#### Given data:
------------------------------------

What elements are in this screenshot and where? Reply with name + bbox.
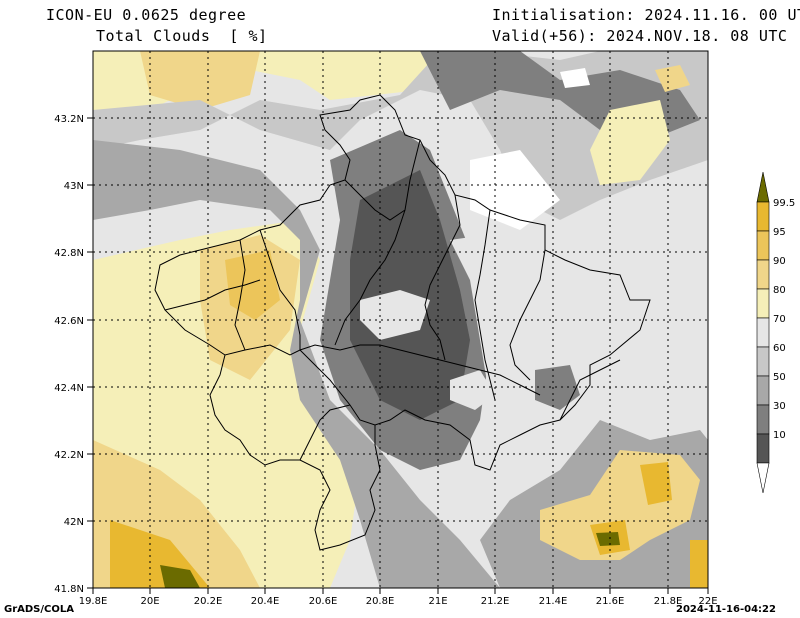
border-internal-8 xyxy=(259,229,301,350)
lat-label: 42.2N xyxy=(54,450,84,461)
lon-label: 20.8E xyxy=(366,596,395,607)
lon-label: 22E xyxy=(698,596,717,607)
init-time: Initialisation: 2024.11.16. 00 UTC xyxy=(492,6,800,24)
border-internal-3 xyxy=(334,139,421,346)
border-internal-5 xyxy=(474,209,496,401)
legend-swatch xyxy=(756,317,770,348)
border-internal-4 xyxy=(424,194,461,361)
legend-label: 60 xyxy=(773,343,786,354)
border-internal-11 xyxy=(559,359,621,421)
cloud-area-orange-ne xyxy=(655,65,690,92)
legend-bottom-arrow xyxy=(756,462,770,494)
lat-label: 42.4N xyxy=(54,383,84,394)
legend-label: 30 xyxy=(773,401,786,412)
model-title: ICON-EU 0.0625 degree xyxy=(46,6,247,24)
border-southwest xyxy=(209,354,381,551)
lat-label: 42N xyxy=(64,517,84,528)
valid-time: Valid(+56): 2024.NOV.18. 08 UTC xyxy=(492,27,788,45)
cloud-area-orange-se-4 xyxy=(690,540,708,588)
cloud-area-dark-east xyxy=(535,365,580,410)
border-internal-7 xyxy=(234,239,246,351)
axis-ticks xyxy=(87,117,709,594)
lon-label: 21.2E xyxy=(481,596,510,607)
lon-label: 21.6E xyxy=(596,596,625,607)
border-outline xyxy=(154,94,651,471)
lon-label: 21.8E xyxy=(654,596,683,607)
lon-label: 19.8E xyxy=(79,596,108,607)
legend-label: 10 xyxy=(773,430,786,441)
lat-label: 43N xyxy=(64,181,84,192)
legend-label: 95 xyxy=(773,227,786,238)
legend-swatch xyxy=(756,346,770,377)
legend-label: 50 xyxy=(773,372,786,383)
cloud-field xyxy=(93,51,708,588)
legend-label: 90 xyxy=(773,256,786,267)
footer-right: 2024-11-16-04:22 xyxy=(676,604,776,615)
border-internal-2 xyxy=(299,344,541,396)
legend-swatch xyxy=(756,375,770,406)
cloud-clear-2 xyxy=(360,290,430,340)
border-internal-9 xyxy=(164,279,261,311)
legend-swatch xyxy=(756,201,770,232)
lon-label: 20.2E xyxy=(194,596,223,607)
legend-swatch xyxy=(756,433,770,464)
cloud-area-olive-se xyxy=(596,532,620,546)
lon-label: 21.4E xyxy=(539,596,568,607)
legend-swatch xyxy=(756,288,770,319)
cloud-area-olive-south xyxy=(160,565,200,588)
color-legend: 99.5 95 90 80 70 60 50 30 10 xyxy=(756,171,795,494)
cloud-clear-4 xyxy=(560,68,590,88)
lat-label: 42.6N xyxy=(54,316,84,327)
border-internal-10 xyxy=(344,179,406,221)
legend-label: 80 xyxy=(773,285,786,296)
legend-label: 70 xyxy=(773,314,786,325)
footer-left: GrADS/COLA xyxy=(4,604,74,615)
region-borders xyxy=(154,94,651,551)
legend-swatch xyxy=(756,230,770,261)
cloud-area-orange-se-3 xyxy=(640,462,672,505)
lat-labels: 43.2N 43N 42.8N 42.6N 42.4N 42.2N 42N 41… xyxy=(54,114,84,595)
lat-label: 42.8N xyxy=(54,248,84,259)
cloud-clear-1 xyxy=(470,150,560,230)
lon-labels: 19.8E 20E 20.2E 20.4E 20.6E 20.8E 21E 21… xyxy=(79,596,718,607)
lat-label: 43.2N xyxy=(54,114,84,125)
border-internal-1 xyxy=(299,404,351,461)
legend-swatch xyxy=(756,259,770,290)
lon-label: 21E xyxy=(428,596,447,607)
cloud-area-yellow-ne xyxy=(590,100,670,185)
lon-label: 20.6E xyxy=(309,596,338,607)
cloud-area-orange-2 xyxy=(225,250,280,320)
legend-swatch xyxy=(756,404,770,435)
cloud-area-orange-north xyxy=(140,51,260,110)
legend-label: 99.5 xyxy=(773,198,795,209)
variable-title: Total Clouds [ %] xyxy=(96,27,268,45)
cloud-area-gray-band-west xyxy=(93,140,500,588)
lon-label: 20.4E xyxy=(251,596,280,607)
cloud-clear-3 xyxy=(450,370,495,410)
lon-label: 20E xyxy=(140,596,159,607)
lat-label: 41.8N xyxy=(54,584,84,595)
grid-lines xyxy=(93,51,708,588)
legend-top-arrow xyxy=(756,171,770,203)
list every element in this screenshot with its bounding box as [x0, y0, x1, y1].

------------------------------------

#### Problem requirements:
Pull out every line in the listing above that contains the string "clear", matching its case exactly.

#### Written solution:
cloud-clear-2 xyxy=(360,290,430,340)
cloud-clear-4 xyxy=(560,68,590,88)
cloud-clear-1 xyxy=(470,150,560,230)
cloud-clear-3 xyxy=(450,370,495,410)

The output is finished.